In the listing below, locate the lines that hold "Julio" and copy them.

****

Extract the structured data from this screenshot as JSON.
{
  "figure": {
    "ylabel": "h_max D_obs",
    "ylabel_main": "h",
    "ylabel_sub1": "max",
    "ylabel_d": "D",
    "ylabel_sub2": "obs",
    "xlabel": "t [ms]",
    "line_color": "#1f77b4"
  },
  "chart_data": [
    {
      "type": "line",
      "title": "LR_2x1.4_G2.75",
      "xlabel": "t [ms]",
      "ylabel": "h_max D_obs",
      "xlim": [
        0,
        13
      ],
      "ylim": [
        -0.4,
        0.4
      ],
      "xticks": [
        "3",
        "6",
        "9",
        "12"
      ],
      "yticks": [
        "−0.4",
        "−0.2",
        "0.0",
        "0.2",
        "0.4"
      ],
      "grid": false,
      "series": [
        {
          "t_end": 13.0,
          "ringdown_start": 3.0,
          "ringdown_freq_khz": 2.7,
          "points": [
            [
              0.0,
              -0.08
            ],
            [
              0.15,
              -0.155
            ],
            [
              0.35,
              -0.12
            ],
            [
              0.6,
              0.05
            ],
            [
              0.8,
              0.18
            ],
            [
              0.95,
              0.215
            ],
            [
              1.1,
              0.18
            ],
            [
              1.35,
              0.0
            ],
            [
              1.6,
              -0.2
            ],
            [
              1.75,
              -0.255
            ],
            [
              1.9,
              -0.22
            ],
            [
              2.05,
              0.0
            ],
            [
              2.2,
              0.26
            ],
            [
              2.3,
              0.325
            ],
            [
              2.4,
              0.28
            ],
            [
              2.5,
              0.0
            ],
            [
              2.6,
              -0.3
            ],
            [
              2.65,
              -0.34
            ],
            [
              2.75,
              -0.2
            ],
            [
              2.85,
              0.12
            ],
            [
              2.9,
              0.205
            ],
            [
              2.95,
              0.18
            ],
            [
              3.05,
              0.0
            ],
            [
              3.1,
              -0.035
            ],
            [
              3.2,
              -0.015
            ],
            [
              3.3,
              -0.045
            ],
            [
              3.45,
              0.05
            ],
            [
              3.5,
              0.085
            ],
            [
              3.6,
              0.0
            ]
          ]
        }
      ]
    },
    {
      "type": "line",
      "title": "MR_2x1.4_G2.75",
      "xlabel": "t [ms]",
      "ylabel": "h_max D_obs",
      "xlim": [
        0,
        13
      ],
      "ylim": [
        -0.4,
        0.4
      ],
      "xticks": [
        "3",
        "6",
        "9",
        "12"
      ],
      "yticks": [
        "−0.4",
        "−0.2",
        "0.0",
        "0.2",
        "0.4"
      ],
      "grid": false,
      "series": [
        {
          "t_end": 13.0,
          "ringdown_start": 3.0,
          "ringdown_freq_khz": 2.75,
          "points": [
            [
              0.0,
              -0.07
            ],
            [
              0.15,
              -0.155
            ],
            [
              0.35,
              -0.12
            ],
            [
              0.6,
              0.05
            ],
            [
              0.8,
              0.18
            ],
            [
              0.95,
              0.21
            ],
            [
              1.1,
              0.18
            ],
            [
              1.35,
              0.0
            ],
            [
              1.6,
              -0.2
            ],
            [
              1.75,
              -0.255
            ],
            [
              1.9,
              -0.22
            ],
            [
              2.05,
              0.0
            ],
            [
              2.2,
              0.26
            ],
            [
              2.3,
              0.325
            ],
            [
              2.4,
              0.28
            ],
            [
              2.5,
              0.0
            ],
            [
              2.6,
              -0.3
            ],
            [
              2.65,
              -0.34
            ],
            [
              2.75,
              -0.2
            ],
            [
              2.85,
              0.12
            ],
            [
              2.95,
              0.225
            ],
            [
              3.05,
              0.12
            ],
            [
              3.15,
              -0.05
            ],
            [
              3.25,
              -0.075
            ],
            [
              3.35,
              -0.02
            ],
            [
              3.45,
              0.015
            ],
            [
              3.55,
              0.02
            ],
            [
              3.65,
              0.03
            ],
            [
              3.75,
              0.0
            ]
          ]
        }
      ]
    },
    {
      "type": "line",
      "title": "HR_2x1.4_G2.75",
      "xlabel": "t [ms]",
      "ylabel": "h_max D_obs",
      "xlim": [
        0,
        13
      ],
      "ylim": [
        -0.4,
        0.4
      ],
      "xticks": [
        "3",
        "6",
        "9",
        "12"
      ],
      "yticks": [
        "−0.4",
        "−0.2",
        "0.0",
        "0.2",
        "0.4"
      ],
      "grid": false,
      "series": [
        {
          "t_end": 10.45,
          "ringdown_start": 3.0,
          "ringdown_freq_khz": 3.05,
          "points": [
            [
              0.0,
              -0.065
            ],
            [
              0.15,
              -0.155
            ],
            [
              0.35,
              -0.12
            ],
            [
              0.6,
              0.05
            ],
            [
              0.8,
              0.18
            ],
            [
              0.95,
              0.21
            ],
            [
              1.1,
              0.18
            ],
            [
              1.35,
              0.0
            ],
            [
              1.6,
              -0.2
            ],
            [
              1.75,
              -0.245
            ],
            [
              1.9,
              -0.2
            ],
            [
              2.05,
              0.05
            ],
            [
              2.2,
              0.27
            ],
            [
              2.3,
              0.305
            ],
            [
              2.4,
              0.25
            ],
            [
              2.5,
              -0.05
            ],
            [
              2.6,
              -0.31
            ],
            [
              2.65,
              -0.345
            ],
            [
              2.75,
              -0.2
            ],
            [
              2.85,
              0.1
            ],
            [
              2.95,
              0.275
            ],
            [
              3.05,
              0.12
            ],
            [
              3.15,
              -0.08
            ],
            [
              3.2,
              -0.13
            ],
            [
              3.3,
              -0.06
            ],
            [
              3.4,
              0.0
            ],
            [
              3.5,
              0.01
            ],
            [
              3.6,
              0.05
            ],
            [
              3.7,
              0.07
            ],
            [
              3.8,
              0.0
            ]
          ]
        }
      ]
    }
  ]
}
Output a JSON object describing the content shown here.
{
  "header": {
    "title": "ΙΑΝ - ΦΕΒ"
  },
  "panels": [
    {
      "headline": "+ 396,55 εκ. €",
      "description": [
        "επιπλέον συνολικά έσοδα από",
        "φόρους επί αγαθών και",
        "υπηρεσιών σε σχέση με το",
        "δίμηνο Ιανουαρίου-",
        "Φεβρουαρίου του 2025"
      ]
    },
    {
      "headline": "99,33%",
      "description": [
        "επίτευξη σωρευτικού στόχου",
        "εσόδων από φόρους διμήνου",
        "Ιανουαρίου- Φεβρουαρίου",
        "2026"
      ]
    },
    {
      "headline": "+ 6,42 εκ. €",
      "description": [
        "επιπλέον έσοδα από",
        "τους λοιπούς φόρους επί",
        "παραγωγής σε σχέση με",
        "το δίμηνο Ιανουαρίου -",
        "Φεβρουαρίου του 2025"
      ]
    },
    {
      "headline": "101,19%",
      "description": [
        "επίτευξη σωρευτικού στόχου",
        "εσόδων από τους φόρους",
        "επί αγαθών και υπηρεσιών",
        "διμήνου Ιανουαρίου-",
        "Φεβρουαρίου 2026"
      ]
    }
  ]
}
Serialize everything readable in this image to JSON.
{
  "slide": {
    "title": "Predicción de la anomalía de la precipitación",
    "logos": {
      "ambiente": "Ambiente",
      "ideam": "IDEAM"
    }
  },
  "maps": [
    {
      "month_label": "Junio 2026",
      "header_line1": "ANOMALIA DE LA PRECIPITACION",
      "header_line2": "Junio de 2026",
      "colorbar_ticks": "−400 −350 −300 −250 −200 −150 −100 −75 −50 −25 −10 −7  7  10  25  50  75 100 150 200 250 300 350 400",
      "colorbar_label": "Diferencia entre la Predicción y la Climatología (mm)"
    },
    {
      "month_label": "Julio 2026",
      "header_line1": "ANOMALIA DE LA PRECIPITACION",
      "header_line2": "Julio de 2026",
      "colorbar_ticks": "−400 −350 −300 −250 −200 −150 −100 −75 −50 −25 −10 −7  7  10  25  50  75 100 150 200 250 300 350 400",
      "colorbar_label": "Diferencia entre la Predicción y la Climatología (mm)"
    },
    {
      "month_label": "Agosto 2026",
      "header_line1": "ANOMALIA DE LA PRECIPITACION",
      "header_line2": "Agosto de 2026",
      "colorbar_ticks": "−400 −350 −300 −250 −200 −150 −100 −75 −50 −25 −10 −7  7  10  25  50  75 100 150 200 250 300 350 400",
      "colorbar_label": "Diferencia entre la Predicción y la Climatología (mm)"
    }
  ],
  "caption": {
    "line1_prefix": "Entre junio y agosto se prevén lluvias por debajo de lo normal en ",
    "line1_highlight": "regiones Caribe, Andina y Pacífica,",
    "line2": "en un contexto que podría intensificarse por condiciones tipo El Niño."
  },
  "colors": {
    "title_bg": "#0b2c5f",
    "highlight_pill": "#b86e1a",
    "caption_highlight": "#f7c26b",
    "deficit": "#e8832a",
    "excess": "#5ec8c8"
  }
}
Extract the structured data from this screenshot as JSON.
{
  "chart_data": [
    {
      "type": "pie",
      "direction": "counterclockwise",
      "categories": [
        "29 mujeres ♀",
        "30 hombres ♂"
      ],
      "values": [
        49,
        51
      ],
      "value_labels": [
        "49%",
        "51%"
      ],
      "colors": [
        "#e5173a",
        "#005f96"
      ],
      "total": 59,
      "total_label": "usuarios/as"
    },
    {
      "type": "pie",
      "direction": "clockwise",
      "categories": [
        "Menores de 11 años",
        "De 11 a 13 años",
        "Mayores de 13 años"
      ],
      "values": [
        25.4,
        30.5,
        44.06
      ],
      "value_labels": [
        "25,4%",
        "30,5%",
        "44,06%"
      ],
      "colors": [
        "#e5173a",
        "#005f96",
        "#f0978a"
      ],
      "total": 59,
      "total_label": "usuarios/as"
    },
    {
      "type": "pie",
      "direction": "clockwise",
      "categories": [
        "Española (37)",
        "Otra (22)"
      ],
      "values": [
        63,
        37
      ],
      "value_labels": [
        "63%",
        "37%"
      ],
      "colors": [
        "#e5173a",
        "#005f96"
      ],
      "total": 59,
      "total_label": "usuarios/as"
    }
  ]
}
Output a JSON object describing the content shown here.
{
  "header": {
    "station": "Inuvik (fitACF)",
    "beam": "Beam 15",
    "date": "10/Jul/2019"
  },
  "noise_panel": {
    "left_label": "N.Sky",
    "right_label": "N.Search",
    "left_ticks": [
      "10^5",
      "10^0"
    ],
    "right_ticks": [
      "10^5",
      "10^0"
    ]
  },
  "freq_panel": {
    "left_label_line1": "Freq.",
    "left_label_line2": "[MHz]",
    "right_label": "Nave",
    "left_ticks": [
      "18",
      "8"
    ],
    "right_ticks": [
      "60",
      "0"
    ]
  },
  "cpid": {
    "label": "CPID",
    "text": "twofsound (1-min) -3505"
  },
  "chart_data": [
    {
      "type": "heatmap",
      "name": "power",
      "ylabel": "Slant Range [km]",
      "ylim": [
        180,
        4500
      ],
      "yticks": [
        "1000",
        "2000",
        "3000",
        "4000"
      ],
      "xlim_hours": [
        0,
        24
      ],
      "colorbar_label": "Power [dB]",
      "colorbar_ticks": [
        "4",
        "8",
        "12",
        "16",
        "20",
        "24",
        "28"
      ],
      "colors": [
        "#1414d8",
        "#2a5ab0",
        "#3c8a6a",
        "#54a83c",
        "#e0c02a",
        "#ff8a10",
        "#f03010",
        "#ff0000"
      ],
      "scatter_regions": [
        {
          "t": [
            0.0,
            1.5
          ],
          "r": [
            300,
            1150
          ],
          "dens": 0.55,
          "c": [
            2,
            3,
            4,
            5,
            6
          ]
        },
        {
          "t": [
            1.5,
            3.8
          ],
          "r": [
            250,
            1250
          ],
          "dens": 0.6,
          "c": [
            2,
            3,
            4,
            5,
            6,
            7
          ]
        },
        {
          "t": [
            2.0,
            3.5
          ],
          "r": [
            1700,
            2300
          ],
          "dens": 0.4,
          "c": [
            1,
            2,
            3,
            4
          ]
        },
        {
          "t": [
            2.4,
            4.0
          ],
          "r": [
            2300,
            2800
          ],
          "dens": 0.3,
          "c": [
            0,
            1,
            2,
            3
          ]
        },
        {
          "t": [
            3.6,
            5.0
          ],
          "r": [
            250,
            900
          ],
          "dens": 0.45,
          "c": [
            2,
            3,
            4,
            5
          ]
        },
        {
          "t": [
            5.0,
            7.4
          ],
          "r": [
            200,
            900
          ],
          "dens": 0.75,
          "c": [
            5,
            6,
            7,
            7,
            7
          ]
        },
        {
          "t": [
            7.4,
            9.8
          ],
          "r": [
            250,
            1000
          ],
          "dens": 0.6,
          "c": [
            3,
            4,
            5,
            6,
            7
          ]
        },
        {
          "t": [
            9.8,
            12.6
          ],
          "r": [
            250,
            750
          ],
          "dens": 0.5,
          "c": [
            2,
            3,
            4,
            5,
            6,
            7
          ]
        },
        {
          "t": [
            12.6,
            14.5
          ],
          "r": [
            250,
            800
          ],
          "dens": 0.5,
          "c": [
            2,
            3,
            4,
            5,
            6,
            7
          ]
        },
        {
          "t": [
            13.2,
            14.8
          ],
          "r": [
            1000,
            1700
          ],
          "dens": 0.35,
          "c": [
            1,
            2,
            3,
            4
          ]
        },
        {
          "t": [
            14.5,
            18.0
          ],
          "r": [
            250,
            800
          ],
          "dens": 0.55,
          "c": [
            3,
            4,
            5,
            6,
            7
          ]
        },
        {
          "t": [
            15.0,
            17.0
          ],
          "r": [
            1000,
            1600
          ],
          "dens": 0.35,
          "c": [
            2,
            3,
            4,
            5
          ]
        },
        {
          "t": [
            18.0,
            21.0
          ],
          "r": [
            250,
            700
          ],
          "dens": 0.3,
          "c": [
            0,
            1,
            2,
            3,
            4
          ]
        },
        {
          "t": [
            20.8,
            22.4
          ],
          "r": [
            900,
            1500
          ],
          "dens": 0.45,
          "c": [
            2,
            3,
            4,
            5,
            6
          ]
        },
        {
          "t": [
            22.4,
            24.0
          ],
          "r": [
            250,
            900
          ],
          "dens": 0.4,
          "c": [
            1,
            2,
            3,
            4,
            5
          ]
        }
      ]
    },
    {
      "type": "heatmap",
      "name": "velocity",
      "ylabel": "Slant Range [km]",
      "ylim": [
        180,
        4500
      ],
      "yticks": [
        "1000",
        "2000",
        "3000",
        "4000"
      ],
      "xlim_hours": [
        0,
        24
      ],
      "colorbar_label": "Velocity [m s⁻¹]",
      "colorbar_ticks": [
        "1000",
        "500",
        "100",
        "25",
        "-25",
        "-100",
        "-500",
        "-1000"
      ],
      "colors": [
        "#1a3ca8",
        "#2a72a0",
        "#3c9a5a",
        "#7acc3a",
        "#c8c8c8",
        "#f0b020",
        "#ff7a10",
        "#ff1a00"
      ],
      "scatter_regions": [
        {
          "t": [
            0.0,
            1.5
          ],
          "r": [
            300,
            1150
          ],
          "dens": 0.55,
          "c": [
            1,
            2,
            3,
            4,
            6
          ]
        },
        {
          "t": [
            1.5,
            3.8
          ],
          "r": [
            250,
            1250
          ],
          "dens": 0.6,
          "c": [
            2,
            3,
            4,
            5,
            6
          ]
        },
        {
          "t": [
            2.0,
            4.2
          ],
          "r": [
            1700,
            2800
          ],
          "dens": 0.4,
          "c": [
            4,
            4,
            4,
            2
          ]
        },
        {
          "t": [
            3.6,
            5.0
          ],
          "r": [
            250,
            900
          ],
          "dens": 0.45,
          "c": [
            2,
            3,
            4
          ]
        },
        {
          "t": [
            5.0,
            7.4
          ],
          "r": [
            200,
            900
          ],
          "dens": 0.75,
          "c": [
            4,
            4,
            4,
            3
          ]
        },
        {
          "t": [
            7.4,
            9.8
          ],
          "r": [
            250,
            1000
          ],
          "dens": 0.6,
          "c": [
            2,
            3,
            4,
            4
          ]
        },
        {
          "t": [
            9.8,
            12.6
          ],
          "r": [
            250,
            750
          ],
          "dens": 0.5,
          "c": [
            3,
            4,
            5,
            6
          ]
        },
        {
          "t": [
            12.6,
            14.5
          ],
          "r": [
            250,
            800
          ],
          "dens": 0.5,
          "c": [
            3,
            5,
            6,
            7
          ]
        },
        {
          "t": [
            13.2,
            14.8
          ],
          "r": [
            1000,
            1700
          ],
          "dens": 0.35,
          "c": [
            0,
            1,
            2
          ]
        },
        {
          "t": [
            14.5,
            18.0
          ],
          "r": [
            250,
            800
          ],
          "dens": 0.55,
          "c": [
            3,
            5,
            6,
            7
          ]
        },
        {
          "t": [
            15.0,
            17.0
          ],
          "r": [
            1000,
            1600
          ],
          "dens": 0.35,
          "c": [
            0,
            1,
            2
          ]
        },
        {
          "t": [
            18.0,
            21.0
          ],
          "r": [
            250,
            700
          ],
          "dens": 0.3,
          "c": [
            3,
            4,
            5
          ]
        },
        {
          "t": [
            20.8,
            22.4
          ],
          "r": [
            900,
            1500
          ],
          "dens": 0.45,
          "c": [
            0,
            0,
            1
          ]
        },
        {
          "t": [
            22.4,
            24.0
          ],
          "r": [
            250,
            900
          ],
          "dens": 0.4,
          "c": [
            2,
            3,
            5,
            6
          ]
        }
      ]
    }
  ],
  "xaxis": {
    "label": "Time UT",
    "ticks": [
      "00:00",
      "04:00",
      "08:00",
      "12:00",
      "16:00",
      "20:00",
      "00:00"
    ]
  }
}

****

Response to the exercise:
      "month_label": "Julio 2026",
      "header_line2": "Julio de 2026",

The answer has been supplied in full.